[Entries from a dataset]
"""

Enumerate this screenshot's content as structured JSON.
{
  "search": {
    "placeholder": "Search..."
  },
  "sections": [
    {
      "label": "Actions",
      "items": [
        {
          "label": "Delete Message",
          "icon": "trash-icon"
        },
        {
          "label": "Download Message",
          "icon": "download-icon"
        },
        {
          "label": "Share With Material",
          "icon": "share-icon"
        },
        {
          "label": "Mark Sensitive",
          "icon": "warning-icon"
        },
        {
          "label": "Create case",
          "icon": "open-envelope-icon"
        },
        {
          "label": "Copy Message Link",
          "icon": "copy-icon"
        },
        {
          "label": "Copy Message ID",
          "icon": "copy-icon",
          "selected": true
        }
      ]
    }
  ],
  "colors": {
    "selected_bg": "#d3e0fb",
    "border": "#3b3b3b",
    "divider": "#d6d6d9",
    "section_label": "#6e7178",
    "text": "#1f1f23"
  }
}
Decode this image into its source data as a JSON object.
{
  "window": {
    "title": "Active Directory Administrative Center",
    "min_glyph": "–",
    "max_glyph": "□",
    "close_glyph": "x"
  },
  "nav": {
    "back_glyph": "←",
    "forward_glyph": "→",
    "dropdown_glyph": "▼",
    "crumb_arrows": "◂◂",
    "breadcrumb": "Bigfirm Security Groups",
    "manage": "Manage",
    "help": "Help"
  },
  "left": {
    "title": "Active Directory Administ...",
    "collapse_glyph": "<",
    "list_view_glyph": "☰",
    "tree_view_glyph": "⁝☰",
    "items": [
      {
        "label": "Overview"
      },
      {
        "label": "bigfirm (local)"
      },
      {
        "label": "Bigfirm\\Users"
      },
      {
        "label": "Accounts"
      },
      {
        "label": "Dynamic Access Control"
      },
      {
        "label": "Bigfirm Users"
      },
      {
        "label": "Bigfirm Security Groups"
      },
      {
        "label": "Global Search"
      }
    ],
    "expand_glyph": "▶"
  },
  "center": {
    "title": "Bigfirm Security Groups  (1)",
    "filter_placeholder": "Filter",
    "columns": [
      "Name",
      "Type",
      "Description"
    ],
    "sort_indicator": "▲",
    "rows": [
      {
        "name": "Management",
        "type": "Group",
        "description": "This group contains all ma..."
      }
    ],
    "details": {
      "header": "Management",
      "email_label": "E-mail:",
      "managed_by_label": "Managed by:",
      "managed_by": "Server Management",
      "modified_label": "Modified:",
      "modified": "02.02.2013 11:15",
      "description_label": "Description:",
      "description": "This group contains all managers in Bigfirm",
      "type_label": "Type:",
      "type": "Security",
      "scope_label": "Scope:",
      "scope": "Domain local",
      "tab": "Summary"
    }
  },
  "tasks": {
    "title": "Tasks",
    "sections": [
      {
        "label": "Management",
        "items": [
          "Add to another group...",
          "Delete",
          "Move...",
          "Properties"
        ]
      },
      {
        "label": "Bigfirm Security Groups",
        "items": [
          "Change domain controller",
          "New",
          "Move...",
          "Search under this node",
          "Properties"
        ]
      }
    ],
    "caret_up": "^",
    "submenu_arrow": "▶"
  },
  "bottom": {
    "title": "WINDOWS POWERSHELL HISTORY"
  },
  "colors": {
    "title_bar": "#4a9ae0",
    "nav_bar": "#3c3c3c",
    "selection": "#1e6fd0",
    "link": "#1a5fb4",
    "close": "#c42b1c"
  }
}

"""

GIVEN PROBLEM:
Take the entries and copy them out exactly.

WRITTEN RESPONSE:
Enumerate this screenshot's content as structured JSON.
{
  "search": {
    "placeholder": "Search..."
  },
  "sections": [
    {
      "label": "Actions",
      "items": [
        {
          "label": "Delete Message",
          "icon": "trash-icon"
        },
        {
          "label": "Download Message",
          "icon": "download-icon"
        },
        {
          "label": "Share With Material",
          "icon": "share-icon"
        },
        {
          "label": "Mark Sensitive",
          "icon": "warning-icon"
        },
        {
          "label": "Create case",
          "icon": "open-envelope-icon"
        },
        {
          "label": "Copy Message Link",
          "icon": "copy-icon"
        },
        {
          "label": "Copy Message ID",
          "icon": "copy-icon",
          "selected": true
        }
      ]
    }
  ],
  "colors": {
    "selected_bg": "#d3e0fb",
    "border": "#3b3b3b",
    "divider": "#d6d6d9",
    "section_label": "#6e7178",
    "text": "#1f1f23"
  }
}
Decode this image into its source data as a JSON object.
{
  "window": {
    "title": "Active Directory Administrative Center",
    "min_glyph": "–",
    "max_glyph": "□",
    "close_glyph": "x"
  },
  "nav": {
    "back_glyph": "←",
    "forward_glyph": "→",
    "dropdown_glyph": "▼",
    "crumb_arrows": "◂◂",
    "breadcrumb": "Bigfirm Security Groups",
    "manage": "Manage",
    "help": "Help"
  },
  "left": {
    "title": "Active Directory Administ...",
    "collapse_glyph": "<",
    "list_view_glyph": "☰",
    "tree_view_glyph": "⁝☰",
    "items": [
      {
        "label": "Overview"
      },
      {
        "label": "bigfirm (local)"
      },
      {
        "label": "Bigfirm\\Users"
      },
      {
        "label": "Accounts"
      },
      {
        "label": "Dynamic Access Control"
      },
      {
        "label": "Bigfirm Users"
      },
      {
        "label": "Bigfirm Security Groups"
      },
      {
        "label": "Global Search"
      }
    ],
    "expand_glyph": "▶"
  },
  "center": {
    "title": "Bigfirm Security Groups  (1)",
    "filter_placeholder": "Filter",
    "columns": [
      "Name",
      "Type",
      "Description"
    ],
    "sort_indicator": "▲",
    "rows": [
      {
        "name": "Management",
        "type": "Group",
        "description": "This group contains all ma..."
      }
    ],
    "details": {
      "header": "Management",
      "email_label": "E-mail:",
      "managed_by_label": "Managed by:",
      "managed_by": "Server Management",
      "modified_label": "Modified:",
      "modified": "02.02.2013 11:15",
      "description_label": "Description:",
      "description": "This group contains all managers in Bigfirm",
      "type_label": "Type:",
      "type": "Security",
      "scope_label": "Scope:",
      "scope": "Domain local",
      "tab": "Summary"
    }
  },
  "tasks": {
    "title": "Tasks",
    "sections": [
      {
        "label": "Management",
        "items": [
          "Add to another group...",
          "Delete",
          "Move...",
          "Properties"
        ]
      },
      {
        "label": "Bigfirm Security Groups",
        "items": [
          "Change domain controller",
          "New",
          "Move...",
          "Search under this node",
          "Properties"
        ]
      }
    ],
    "caret_up": "^",
    "submenu_arrow": "▶"
  },
  "bottom": {
    "title": "WINDOWS POWERSHELL HISTORY"
  },
  "colors": {
    "title_bar": "#4a9ae0",
    "nav_bar": "#3c3c3c",
    "selection": "#1e6fd0",
    "link": "#1a5fb4",
    "close": "#c42b1c"
  }
}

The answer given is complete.